**Énoncé**
Recopiez fidèlement le passage de l'extrait sur le système financier international qui s'ouvre sur les mots contenant « C’est déjà devenu » et se termine par « aussi aux BRICS. ».

**Extrait du texte**

══════════════════════════════

C’est déjà devenu la question centrale dans le calcul stratégique de la plupart des pays du monde non occidental : la fiabilité des monnaies occidentales et, par conséquent, du système financier international basé sur le dollar. La manière effrontée dont l’Occident arme les sanctions et saisit les actifs de la Russie (et anciennement de l’Iran et du Venezuela) rappelle les pratiques et les normes de l’ère coloniale. C’est pourquoi l’OCS prend cette mesure, en donnant la priorité à la transition vers l’utilisation de ses monnaies dans le commerce et en connectant ses systèmes de paiement nationaux. En effet, un nouveau système financier international prend forme dans l’ordre mondial multipolaire et, dans le cas de l’OCS, en termes géopolitiques, évite le risque d’ingérence d’un Occident mortellement blessé. C’est quelque chose qui convient aussi aux BRICS.

══════════════════════════════

**Lignes de données**
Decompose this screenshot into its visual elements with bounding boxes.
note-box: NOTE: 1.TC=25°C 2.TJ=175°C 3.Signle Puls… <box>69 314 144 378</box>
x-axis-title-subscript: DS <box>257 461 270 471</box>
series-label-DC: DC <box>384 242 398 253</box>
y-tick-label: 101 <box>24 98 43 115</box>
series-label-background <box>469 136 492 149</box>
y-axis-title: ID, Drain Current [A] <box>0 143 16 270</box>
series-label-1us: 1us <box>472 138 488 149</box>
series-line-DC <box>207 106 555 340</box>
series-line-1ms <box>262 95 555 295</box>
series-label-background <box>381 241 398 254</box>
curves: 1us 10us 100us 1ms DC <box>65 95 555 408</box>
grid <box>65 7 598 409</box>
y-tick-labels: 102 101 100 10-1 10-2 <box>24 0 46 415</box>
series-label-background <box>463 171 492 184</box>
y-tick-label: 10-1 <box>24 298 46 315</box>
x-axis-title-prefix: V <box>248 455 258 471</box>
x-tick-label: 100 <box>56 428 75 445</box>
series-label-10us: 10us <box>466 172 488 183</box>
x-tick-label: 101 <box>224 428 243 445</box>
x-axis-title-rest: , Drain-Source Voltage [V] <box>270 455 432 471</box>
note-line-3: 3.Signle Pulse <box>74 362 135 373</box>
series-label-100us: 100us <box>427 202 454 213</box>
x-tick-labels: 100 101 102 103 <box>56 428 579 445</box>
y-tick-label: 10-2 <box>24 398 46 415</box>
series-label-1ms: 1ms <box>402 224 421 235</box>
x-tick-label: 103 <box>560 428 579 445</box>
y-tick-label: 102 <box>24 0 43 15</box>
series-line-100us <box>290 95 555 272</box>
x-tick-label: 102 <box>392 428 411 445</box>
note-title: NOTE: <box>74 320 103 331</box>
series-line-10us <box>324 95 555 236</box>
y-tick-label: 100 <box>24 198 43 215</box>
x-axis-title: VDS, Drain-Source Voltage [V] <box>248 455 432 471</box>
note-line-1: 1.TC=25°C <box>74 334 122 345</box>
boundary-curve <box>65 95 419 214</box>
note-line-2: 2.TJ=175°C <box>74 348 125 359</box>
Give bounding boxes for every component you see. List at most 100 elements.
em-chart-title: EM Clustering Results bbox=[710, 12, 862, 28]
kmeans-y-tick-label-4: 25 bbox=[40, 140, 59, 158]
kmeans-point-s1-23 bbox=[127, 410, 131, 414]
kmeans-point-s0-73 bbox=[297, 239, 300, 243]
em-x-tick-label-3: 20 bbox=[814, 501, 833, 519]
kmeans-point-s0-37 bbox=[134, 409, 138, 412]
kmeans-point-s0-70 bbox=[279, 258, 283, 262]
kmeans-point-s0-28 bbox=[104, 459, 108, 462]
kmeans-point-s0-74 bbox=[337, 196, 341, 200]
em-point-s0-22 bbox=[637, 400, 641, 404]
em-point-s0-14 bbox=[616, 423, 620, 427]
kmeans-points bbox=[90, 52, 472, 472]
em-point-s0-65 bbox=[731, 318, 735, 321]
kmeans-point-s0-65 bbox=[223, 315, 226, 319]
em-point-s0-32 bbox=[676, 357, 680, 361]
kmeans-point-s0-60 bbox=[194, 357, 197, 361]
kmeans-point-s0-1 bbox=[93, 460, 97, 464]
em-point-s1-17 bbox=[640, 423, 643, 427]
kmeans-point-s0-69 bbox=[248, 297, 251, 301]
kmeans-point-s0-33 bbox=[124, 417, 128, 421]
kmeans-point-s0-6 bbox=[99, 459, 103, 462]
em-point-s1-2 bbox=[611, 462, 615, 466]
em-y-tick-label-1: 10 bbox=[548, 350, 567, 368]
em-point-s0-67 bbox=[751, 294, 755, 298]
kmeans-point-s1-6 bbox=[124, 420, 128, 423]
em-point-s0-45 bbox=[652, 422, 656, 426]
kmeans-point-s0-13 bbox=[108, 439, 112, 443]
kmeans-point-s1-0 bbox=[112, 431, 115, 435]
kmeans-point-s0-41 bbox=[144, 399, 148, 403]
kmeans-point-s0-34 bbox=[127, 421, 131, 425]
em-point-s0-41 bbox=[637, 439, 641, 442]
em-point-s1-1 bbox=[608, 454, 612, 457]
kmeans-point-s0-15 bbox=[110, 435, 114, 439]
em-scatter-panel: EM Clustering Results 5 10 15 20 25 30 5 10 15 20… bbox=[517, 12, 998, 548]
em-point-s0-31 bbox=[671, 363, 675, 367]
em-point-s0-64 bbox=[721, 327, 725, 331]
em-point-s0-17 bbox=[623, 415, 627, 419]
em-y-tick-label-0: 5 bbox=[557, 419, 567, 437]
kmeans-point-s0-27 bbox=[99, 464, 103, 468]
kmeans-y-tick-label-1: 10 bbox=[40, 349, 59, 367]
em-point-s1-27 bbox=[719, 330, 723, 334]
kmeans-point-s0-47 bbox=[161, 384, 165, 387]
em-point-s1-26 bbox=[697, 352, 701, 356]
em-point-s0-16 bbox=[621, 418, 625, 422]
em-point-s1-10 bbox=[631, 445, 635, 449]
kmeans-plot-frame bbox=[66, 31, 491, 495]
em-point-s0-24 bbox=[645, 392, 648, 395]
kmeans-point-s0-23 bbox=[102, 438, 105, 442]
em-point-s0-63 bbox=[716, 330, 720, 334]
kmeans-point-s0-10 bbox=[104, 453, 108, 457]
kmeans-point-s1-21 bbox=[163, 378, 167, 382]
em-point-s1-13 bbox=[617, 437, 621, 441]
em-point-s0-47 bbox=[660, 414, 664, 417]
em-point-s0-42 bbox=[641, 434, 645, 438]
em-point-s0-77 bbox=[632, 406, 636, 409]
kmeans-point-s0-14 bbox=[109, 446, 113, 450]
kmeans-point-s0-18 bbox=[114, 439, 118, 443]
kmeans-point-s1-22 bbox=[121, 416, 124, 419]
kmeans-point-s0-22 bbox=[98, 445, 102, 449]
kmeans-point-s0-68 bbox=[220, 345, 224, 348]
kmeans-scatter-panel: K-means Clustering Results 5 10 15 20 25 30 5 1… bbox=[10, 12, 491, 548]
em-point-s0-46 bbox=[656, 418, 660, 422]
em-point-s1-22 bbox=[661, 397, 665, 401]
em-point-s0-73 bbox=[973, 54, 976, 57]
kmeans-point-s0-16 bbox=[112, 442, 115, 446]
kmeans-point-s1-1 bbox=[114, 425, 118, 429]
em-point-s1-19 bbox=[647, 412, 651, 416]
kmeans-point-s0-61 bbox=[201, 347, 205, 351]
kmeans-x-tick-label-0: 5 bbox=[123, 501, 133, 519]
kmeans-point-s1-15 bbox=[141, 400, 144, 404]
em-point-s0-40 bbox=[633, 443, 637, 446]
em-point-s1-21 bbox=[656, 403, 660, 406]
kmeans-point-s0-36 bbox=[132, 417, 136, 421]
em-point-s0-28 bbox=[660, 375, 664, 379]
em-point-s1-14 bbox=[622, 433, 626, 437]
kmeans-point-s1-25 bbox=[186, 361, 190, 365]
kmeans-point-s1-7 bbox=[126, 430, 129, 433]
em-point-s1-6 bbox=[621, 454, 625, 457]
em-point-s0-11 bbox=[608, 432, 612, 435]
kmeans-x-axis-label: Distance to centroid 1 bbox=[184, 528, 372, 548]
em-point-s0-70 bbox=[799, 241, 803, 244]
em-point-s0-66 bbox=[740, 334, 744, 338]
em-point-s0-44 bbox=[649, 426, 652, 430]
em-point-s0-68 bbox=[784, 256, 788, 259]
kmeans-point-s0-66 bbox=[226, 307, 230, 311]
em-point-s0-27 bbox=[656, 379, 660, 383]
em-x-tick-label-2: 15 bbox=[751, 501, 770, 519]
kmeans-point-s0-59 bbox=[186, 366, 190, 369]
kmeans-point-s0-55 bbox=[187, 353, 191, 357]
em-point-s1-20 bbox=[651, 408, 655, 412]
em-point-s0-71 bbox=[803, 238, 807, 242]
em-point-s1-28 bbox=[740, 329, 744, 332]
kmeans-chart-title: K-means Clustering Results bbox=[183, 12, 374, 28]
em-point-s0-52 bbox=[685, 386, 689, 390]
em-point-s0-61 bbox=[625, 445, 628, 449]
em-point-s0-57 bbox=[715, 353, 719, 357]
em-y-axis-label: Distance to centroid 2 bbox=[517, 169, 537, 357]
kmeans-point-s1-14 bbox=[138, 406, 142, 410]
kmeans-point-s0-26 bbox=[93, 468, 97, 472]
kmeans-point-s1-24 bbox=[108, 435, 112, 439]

══════════════════════════════

**Corrigé**
C’est déjà devenu la question centrale dans le calcul stratégique de la plupart des pays du monde non occidental : la fiabilité des monnaies occidentales et, par conséquent, du système financier international basé sur le dollar. La manière effrontée dont l’Occident arme les sanctions et saisit les actifs de la Russie (et anciennement de l’Iran et du Venezuela) rappelle les pratiques et les normes de l’ère coloniale. C’est pourquoi l’OCS prend cette mesure, en donnant la priorité à la transition vers l’utilisation de ses monnaies dans le commerce et en connectant ses systèmes de paiement nationaux. En effet, un nouveau système financier international prend forme dans l’ordre mondial multipolaire et, dans le cas de l’OCS, en termes géopolitiques, évite le risque d’ingérence d’un Occident mortellement blessé. C’est quelque chose qui convient aussi aux BRICS.